> _Set exercise_: Every line below should be repeated exactly.

> _Input material_:
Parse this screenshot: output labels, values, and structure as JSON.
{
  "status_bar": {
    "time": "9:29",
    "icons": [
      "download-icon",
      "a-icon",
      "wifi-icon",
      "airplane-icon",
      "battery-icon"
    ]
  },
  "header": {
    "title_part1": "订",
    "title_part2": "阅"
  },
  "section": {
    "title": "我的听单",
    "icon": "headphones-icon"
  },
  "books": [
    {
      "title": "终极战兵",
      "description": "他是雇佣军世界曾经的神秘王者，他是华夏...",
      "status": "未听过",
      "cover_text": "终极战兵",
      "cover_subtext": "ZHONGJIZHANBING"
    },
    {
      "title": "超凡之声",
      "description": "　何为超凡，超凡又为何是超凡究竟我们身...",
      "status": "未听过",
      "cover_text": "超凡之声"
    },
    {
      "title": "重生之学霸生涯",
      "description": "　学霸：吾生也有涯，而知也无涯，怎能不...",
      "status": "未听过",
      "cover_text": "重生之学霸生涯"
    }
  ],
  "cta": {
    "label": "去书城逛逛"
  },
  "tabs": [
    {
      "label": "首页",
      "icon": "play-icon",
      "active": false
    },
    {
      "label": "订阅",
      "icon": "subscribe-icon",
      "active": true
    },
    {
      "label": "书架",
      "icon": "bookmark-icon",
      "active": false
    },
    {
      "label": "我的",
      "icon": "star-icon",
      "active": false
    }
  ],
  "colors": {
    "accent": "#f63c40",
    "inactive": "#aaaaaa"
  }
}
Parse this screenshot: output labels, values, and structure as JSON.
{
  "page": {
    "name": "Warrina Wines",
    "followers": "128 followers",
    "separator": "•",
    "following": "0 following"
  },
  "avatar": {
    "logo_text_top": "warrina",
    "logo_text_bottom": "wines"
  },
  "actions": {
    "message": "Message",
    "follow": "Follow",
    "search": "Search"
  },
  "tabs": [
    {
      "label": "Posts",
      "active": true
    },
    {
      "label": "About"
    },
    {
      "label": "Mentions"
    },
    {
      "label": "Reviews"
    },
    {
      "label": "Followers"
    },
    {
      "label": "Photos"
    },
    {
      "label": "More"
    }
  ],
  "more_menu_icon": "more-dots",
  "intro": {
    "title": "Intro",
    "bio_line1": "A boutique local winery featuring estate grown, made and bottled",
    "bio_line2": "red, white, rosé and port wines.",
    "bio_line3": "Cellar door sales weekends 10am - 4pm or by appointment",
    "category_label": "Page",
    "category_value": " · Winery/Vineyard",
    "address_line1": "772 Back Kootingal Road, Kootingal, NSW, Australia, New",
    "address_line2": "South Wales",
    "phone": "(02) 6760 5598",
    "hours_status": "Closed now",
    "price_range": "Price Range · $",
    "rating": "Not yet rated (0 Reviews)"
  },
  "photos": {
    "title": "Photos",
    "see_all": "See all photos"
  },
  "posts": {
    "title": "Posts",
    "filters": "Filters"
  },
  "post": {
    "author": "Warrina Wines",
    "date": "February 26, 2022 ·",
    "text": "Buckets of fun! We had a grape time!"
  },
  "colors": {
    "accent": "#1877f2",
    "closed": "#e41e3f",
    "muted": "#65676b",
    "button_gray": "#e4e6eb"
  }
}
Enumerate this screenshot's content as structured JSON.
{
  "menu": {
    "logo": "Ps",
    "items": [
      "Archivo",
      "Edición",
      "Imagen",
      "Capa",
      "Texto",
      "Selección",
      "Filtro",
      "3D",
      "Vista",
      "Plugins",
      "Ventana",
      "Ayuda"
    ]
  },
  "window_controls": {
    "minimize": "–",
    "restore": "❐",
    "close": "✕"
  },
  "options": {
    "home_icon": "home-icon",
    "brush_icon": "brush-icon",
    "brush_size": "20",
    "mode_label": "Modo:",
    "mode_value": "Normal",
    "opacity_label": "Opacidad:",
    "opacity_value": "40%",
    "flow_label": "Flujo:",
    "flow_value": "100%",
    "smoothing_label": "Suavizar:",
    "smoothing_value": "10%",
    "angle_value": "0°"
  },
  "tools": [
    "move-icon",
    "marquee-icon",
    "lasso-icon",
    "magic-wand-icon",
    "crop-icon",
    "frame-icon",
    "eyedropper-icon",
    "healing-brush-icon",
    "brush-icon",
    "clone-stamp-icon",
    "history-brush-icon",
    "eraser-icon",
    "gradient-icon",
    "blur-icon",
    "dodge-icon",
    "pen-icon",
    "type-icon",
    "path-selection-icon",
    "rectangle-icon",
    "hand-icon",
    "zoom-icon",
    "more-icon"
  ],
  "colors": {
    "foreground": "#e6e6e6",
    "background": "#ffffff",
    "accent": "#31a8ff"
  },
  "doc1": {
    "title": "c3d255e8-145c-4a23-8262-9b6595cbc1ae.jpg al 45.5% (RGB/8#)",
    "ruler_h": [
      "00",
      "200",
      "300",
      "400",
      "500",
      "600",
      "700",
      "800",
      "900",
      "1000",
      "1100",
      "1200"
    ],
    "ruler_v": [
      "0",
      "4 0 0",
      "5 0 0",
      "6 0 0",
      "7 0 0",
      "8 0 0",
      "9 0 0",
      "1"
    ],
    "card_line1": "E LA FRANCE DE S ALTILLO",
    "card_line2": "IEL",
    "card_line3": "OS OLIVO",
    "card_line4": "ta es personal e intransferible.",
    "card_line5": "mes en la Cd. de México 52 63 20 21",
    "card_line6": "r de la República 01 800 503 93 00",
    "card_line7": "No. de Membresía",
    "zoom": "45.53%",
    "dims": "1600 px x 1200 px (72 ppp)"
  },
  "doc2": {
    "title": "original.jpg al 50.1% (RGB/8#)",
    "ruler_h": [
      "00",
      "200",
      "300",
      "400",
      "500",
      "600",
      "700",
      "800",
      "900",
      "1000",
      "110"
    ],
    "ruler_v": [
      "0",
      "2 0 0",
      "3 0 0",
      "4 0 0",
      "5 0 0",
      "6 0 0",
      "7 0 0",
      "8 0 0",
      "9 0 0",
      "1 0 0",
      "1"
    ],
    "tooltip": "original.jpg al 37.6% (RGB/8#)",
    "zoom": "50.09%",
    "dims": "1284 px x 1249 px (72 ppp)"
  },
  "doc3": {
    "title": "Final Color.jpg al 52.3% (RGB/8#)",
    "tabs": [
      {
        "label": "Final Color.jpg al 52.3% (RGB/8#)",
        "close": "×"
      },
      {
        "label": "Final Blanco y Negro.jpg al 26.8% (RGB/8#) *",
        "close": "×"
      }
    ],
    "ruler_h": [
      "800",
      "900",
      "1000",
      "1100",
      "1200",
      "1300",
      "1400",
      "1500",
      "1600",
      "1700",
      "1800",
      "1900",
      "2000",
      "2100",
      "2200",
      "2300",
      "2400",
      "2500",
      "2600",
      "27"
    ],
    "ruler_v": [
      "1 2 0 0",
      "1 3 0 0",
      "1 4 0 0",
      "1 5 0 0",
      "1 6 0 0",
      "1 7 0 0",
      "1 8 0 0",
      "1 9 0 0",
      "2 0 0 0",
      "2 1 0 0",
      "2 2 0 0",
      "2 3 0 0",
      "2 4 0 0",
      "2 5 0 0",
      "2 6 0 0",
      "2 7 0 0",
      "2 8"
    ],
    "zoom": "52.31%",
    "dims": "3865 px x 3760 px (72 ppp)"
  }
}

> _Result of this task_:
Parse this screenshot: output labels, values, and structure as JSON.
{
  "status_bar": {
    "time": "9:29",
    "icons": [
      "download-icon",
      "a-icon",
      "wifi-icon",
      "airplane-icon",
      "battery-icon"
    ]
  },
  "header": {
    "title_part1": "订",
    "title_part2": "阅"
  },
  "section": {
    "title": "我的听单",
    "icon": "headphones-icon"
  },
  "books": [
    {
      "title": "终极战兵",
      "description": "他是雇佣军世界曾经的神秘王者，他是华夏...",
      "status": "未听过",
      "cover_text": "终极战兵",
      "cover_subtext": "ZHONGJIZHANBING"
    },
    {
      "title": "超凡之声",
      "description": "　何为超凡，超凡又为何是超凡究竟我们身...",
      "status": "未听过",
      "cover_text": "超凡之声"
    },
    {
      "title": "重生之学霸生涯",
      "description": "　学霸：吾生也有涯，而知也无涯，怎能不...",
      "status": "未听过",
      "cover_text": "重生之学霸生涯"
    }
  ],
  "cta": {
    "label": "去书城逛逛"
  },
  "tabs": [
    {
      "label": "首页",
      "icon": "play-icon",
      "active": false
    },
    {
      "label": "订阅",
      "icon": "subscribe-icon",
      "active": true
    },
    {
      "label": "书架",
      "icon": "bookmark-icon",
      "active": false
    },
    {
      "label": "我的",
      "icon": "star-icon",
      "active": false
    }
  ],
  "colors": {
    "accent": "#f63c40",
    "inactive": "#aaaaaa"
  }
}
Parse this screenshot: output labels, values, and structure as JSON.
{
  "page": {
    "name": "Warrina Wines",
    "followers": "128 followers",
    "separator": "•",
    "following": "0 following"
  },
  "avatar": {
    "logo_text_top": "warrina",
    "logo_text_bottom": "wines"
  },
  "actions": {
    "message": "Message",
    "follow": "Follow",
    "search": "Search"
  },
  "tabs": [
    {
      "label": "Posts",
      "active": true
    },
    {
      "label": "About"
    },
    {
      "label": "Mentions"
    },
    {
      "label": "Reviews"
    },
    {
      "label": "Followers"
    },
    {
      "label": "Photos"
    },
    {
      "label": "More"
    }
  ],
  "more_menu_icon": "more-dots",
  "intro": {
    "title": "Intro",
    "bio_line1": "A boutique local winery featuring estate grown, made and bottled",
    "bio_line2": "red, white, rosé and port wines.",
    "bio_line3": "Cellar door sales weekends 10am - 4pm or by appointment",
    "category_label": "Page",
    "category_value": " · Winery/Vineyard",
    "address_line1": "772 Back Kootingal Road, Kootingal, NSW, Australia, New",
    "address_line2": "South Wales",
    "phone": "(02) 6760 5598",
    "hours_status": "Closed now",
    "price_range": "Price Range · $",
    "rating": "Not yet rated (0 Reviews)"
  },
  "photos": {
    "title": "Photos",
    "see_all": "See all photos"
  },
  "posts": {
    "title": "Posts",
    "filters": "Filters"
  },
  "post": {
    "author": "Warrina Wines",
    "date": "February 26, 2022 ·",
    "text": "Buckets of fun! We had a grape time!"
  },
  "colors": {
    "accent": "#1877f2",
    "closed": "#e41e3f",
    "muted": "#65676b",
    "button_gray": "#e4e6eb"
  }
}
Enumerate this screenshot's content as structured JSON.
{
  "menu": {
    "logo": "Ps",
    "items": [
      "Archivo",
      "Edición",
      "Imagen",
      "Capa",
      "Texto",
      "Selección",
      "Filtro",
      "3D",
      "Vista",
      "Plugins",
      "Ventana",
      "Ayuda"
    ]
  },
  "window_controls": {
    "minimize": "–",
    "restore": "❐",
    "close": "✕"
  },
  "options": {
    "home_icon": "home-icon",
    "brush_icon": "brush-icon",
    "brush_size": "20",
    "mode_label": "Modo:",
    "mode_value": "Normal",
    "opacity_label": "Opacidad:",
    "opacity_value": "40%",
    "flow_label": "Flujo:",
    "flow_value": "100%",
    "smoothing_label": "Suavizar:",
    "smoothing_value": "10%",
    "angle_value": "0°"
  },
  "tools": [
    "move-icon",
    "marquee-icon",
    "lasso-icon",
    "magic-wand-icon",
    "crop-icon",
    "frame-icon",
    "eyedropper-icon",
    "healing-brush-icon",
    "brush-icon",
    "clone-stamp-icon",
    "history-brush-icon",
    "eraser-icon",
    "gradient-icon",
    "blur-icon",
    "dodge-icon",
    "pen-icon",
    "type-icon",
    "path-selection-icon",
    "rectangle-icon",
    "hand-icon",
    "zoom-icon",
    "more-icon"
  ],
  "colors": {
    "foreground": "#e6e6e6",
    "background": "#ffffff",
    "accent": "#31a8ff"
  },
  "doc1": {
    "title": "c3d255e8-145c-4a23-8262-9b6595cbc1ae.jpg al 45.5% (RGB/8#)",
    "ruler_h": [
      "00",
      "200",
      "300",
      "400",
      "500",
      "600",
      "700",
      "800",
      "900",
      "1000",
      "1100",
      "1200"
    ],
    "ruler_v": [
      "0",
      "4 0 0",
      "5 0 0",
      "6 0 0",
      "7 0 0",
      "8 0 0",
      "9 0 0",
      "1"
    ],
    "card_line1": "E LA FRANCE DE S ALTILLO",
    "card_line2": "IEL",
    "card_line3": "OS OLIVO",
    "card_line4": "ta es personal e intransferible.",
    "card_line5": "mes en la Cd. de México 52 63 20 21",
    "card_line6": "r de la República 01 800 503 93 00",
    "card_line7": "No. de Membresía",
    "zoom": "45.53%",
    "dims": "1600 px x 1200 px (72 ppp)"
  },
  "doc2": {
    "title": "original.jpg al 50.1% (RGB/8#)",
    "ruler_h": [
      "00",
      "200",
      "300",
      "400",
      "500",
      "600",
      "700",
      "800",
      "900",
      "1000",
      "110"
    ],
    "ruler_v": [
      "0",
      "2 0 0",
      "3 0 0",
      "4 0 0",
      "5 0 0",
      "6 0 0",
      "7 0 0",
      "8 0 0",
      "9 0 0",
      "1 0 0",
      "1"
    ],
    "tooltip": "original.jpg al 37.6% (RGB/8#)",
    "zoom": "50.09%",
    "dims": "1284 px x 1249 px (72 ppp)"
  },
  "doc3": {
    "title": "Final Color.jpg al 52.3% (RGB/8#)",
    "tabs": [
      {
        "label": "Final Color.jpg al 52.3% (RGB/8#)",
        "close": "×"
      },
      {
        "label": "Final Blanco y Negro.jpg al 26.8% (RGB/8#) *",
        "close": "×"
      }
    ],
    "ruler_h": [
      "800",
      "900",
      "1000",
      "1100",
      "1200",
      "1300",
      "1400",
      "1500",
      "1600",
      "1700",
      "1800",
      "1900",
      "2000",
      "2100",
      "2200",
      "2300",
      "2400",
      "2500",
      "2600",
      "27"
    ],
    "ruler_v": [
      "1 2 0 0",
      "1 3 0 0",
      "1 4 0 0",
      "1 5 0 0",
      "1 6 0 0",
      "1 7 0 0",
      "1 8 0 0",
      "1 9 0 0",
      "2 0 0 0",
      "2 1 0 0",
      "2 2 0 0",
      "2 3 0 0",
      "2 4 0 0",
      "2 5 0 0",
      "2 6 0 0",
      "2 7 0 0",
      "2 8"
    ],
    "zoom": "52.31%",
    "dims": "3865 px x 3760 px (72 ppp)"
  }
}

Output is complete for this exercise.